▶ **Excerpted text**:
════════════════
Samsung smartphone announced in March 2020

The Samsung Galaxy M31 is an Android smartphone manufactured by Samsung Electronics as part of the Galaxy M series. It was unveiled on 25 February 2020. Its key features include a 6.4 inch Super AMOLED display, a quad-camera setup and a 6000 mAh battery.

==Specifications==

=== Design ===
The Samsung Galaxy M31 has a plastic unibody design with a glossy gradient finish. On the side frame; there is a power button and a volume rocker at the right, there is a SIM card/microSD card tray at the left, and there is a 3.5 mm headphone jack, a USB-C port, a microphone and a speaker at the bottom. The rear camera setup paired with an LED flash and the capacitive fingerprint reader are located at the back.
════════════════
▶ **Given records**:
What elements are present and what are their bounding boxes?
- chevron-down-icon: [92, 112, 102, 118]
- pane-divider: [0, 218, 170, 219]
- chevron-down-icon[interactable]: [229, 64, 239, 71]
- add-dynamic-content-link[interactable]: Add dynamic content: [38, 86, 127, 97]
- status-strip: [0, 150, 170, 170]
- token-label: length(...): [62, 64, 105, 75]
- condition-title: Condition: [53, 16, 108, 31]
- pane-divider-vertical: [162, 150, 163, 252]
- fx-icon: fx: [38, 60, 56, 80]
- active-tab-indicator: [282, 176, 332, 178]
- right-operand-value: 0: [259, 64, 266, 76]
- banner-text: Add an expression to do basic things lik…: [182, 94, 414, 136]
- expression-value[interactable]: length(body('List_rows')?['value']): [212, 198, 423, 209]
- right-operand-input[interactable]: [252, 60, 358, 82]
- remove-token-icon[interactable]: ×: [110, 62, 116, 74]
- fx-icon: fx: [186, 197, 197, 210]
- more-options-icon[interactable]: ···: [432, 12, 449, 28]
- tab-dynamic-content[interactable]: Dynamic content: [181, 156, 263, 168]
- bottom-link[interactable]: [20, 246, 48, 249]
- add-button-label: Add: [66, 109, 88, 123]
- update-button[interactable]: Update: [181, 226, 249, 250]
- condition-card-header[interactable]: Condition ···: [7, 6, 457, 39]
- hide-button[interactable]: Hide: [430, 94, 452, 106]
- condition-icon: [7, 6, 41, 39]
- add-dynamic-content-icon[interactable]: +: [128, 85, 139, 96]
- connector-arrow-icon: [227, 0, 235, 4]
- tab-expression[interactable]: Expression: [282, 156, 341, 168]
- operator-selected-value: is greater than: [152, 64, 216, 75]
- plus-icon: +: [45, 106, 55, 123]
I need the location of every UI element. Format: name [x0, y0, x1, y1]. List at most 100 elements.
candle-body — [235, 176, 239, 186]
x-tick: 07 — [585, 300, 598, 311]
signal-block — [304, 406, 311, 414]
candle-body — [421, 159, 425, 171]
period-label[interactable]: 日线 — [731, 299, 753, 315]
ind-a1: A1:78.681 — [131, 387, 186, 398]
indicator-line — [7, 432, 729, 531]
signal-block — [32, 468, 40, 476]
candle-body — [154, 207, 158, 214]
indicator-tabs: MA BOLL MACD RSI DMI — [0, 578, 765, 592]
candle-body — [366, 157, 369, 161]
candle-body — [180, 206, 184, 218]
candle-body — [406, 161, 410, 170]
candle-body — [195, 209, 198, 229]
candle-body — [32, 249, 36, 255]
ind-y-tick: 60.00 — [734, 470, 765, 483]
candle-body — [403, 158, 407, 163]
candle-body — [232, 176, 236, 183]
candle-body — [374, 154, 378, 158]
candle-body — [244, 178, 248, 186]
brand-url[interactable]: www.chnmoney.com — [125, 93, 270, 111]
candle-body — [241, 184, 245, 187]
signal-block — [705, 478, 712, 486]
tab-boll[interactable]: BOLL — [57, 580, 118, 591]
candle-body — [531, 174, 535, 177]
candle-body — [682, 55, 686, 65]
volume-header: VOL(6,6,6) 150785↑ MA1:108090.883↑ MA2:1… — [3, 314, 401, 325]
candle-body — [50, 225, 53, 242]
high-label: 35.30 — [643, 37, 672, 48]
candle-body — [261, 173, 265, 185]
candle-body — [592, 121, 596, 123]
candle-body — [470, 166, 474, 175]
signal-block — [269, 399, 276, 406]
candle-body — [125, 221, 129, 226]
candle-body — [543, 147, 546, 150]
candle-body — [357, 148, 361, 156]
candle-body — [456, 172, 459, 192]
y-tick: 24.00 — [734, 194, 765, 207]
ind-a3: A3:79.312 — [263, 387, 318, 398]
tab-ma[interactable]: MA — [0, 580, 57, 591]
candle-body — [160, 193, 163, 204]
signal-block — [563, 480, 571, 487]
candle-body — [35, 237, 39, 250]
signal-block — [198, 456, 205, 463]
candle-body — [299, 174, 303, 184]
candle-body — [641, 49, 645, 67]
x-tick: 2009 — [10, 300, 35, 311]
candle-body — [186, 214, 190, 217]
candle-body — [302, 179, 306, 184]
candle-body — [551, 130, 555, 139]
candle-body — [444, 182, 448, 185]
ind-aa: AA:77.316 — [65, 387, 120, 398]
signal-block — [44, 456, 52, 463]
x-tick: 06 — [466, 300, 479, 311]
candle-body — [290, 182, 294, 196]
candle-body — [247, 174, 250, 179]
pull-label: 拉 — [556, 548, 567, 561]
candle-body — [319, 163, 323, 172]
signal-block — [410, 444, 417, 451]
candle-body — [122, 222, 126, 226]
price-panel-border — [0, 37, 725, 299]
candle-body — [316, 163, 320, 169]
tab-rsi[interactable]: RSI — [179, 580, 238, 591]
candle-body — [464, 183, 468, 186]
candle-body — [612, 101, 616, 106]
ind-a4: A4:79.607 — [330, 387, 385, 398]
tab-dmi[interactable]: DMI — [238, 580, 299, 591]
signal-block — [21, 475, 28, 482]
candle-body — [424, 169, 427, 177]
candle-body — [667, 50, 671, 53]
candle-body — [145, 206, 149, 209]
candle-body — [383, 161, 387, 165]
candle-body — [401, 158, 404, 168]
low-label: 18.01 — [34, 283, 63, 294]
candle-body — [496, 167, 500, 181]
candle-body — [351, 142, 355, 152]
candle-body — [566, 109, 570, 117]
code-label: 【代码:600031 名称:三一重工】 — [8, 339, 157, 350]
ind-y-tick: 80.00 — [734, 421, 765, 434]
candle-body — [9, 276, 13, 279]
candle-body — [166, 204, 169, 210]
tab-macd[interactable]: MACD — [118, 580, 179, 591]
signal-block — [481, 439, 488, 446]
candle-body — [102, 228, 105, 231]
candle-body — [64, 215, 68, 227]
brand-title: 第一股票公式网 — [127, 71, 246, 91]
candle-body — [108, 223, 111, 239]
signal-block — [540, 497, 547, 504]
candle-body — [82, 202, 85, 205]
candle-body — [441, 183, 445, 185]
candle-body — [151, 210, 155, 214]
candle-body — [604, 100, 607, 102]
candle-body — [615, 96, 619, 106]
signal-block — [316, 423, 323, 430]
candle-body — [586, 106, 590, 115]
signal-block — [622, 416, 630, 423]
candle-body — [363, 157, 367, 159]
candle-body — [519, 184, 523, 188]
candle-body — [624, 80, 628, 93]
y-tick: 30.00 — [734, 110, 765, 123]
════════════════
▶ **What this exercise asks**:
(A) In the Galaxy M31 text, how would you translate the sentence "It was unveiled on 25 February 2020." into Spanish?
(B) Can you continue the Galaxy M31 text from its last sentence, about the rear camera and the fingerprint reader?

▶ **Written responses**:
(A) Fue presentado el 25 de febrero de 2020.

(B)
The phone has a 6.4 inch Infinity-U display with a U-shaped notch for the front-facing camera and a sizable bottom bezel.

The phone measures 159.2 mm x 75.1 mm x 8.9 mm and weighs 191 grams. It is available in Ocean Blue, Space Black and Red.

===Hardware===
The Samsung Galaxy M31 has a 6.4 inch Super AMOLED display with 1080×2340 pixels resolution,60 Hertz, 19.5:9 aspect ratio and ~403 ppi pixel density. It is powered by Exynos 9611 system-on-chip with an octa-core (4x2.3 GHz Cortex-A73 & 4x1.7 GHz Cortex-A53) CPU and ARM Mali-G72 MP3 GPU. It comes with either 6 GB or 8 GB RAM and 64 GB or 128 GB internal storage. It has a 6000 mAh non-removable lithium polymer (Li-Po) battery with 15 W fast charging.

====Cameras====
The Samsung Galaxy M31 has a quad-camera setup with a 64 MP main camera, an 8 MP wide-angle camera, a 5 MP macro camera and a 5 MP depth sensor. It also has a 32 MP front-facing camera. Both the front-facing camera and the main camera can record 4K video at 30 fps.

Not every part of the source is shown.